■ **Given passage**:
## start

Don’t Toast Yourself

Miss Manners by by Judith Martin, Nicholas Ivor Martin and Jacobina Martin
by Judith Martin, Nicholas Ivor Martin and Jacobina Martin
Miss Manners | April 3rd, 2011

DEAR MISS MANNERS: During the toast at a birthday dinner for a dear friend, the birthday boy was hesitant to raise his glass, saying he'd heard that you're not supposed to toast yourself.

No one else at the table had heard of this rule, and while we all agreed that we didn't consider it bad form to raise your glass once someone else gives a toast in your honor, we're curious: Is it proper for the toast honoree to refrain from raising their own glass?

GENTLE READER: Absolutely. Miss Manners is reminded of the story that King George VI of England (most recently of "The King's Speech") was asked by his younger daughter whether, when his subjects sang "God Save the King," he should sing "God Save Me."

The answer is no, you do not tout or toast yourself. Please pass the word to your friends and to anyone you know who is getting married.

DEAR MISS MANNERS: Our aging but healthy father was recently brutally murdered in his home in another country. Dealing with his death, the facts of his murder, and the opaque bureaucracies of the other country has all been extremely painful, as you can imagine.

But others cannot. So some of them respond to hearing this news by launching into their own tales of woe.

To be sure, some of the tales are indeed woeful, but these people are not in the second week of this particular nightmare. It's almost as if, now that they've found someone who is suffering, they believe they're in good company, company that will happily listen attentively and be warm and soothing to them.

## end

■ **Source material**:
## start

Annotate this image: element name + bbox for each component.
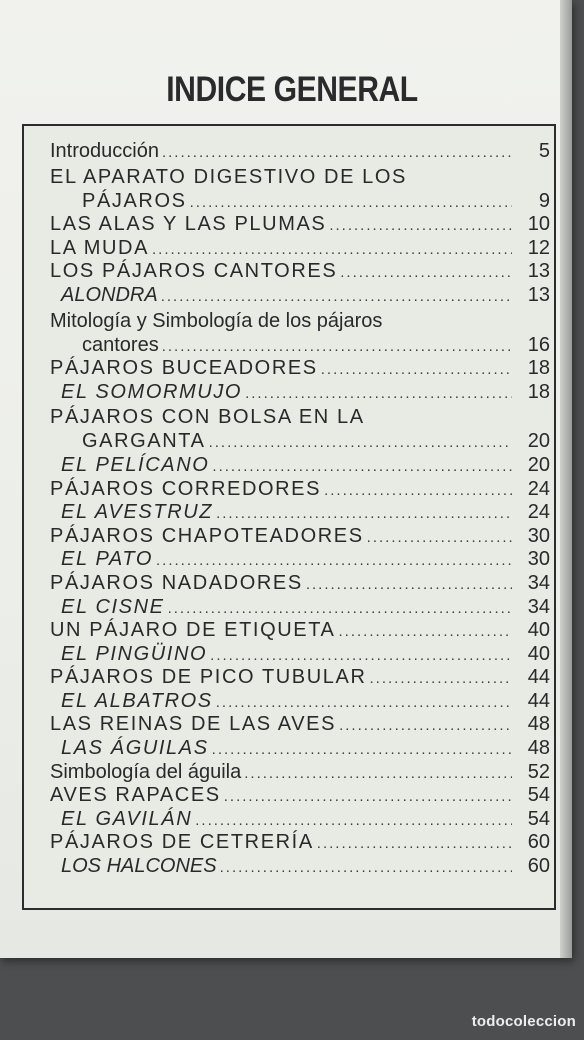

## end

■ **Goals**:
- A) In the Miss Manners column, which king's story does Miss Manners recall when answering the question about toasting oneself?
- B) Continue the Miss Manners column from the point where it stops.

■ **Results of the tasks**:
- A) King George VI of England.

- B)
Nothing could be further from the truth. We want them to mumble condolences and then ask us what we need or just shut up. What do we say to people who do this?

GENTLE READER: You are kind to interpret this as the presumption of sympathetic understanding. Cynical old Miss Manners sees it as an attempt to trump your tragedy and focus attention back on themselves.

She suggests cutting this off with a gentle, "Forgive me, I do sympathize with you, but right now I'm dealing with all the tragedy I can bear."

DEAR MISS MANNERS: I really can't stand the sound of someone slurping their coffee, tea or soup. Is slurping rude and done by someone who has no manners or should I need to put up with it?

GENTLE READER: Yes on the first half of your question and probably yes on the second. Unless the slurper happens to be your own minor child, in which case you can say, "Stop -- you're driving me crazy" several thousand times. On behalf of all of us, Miss Manners wishes you good luck with that.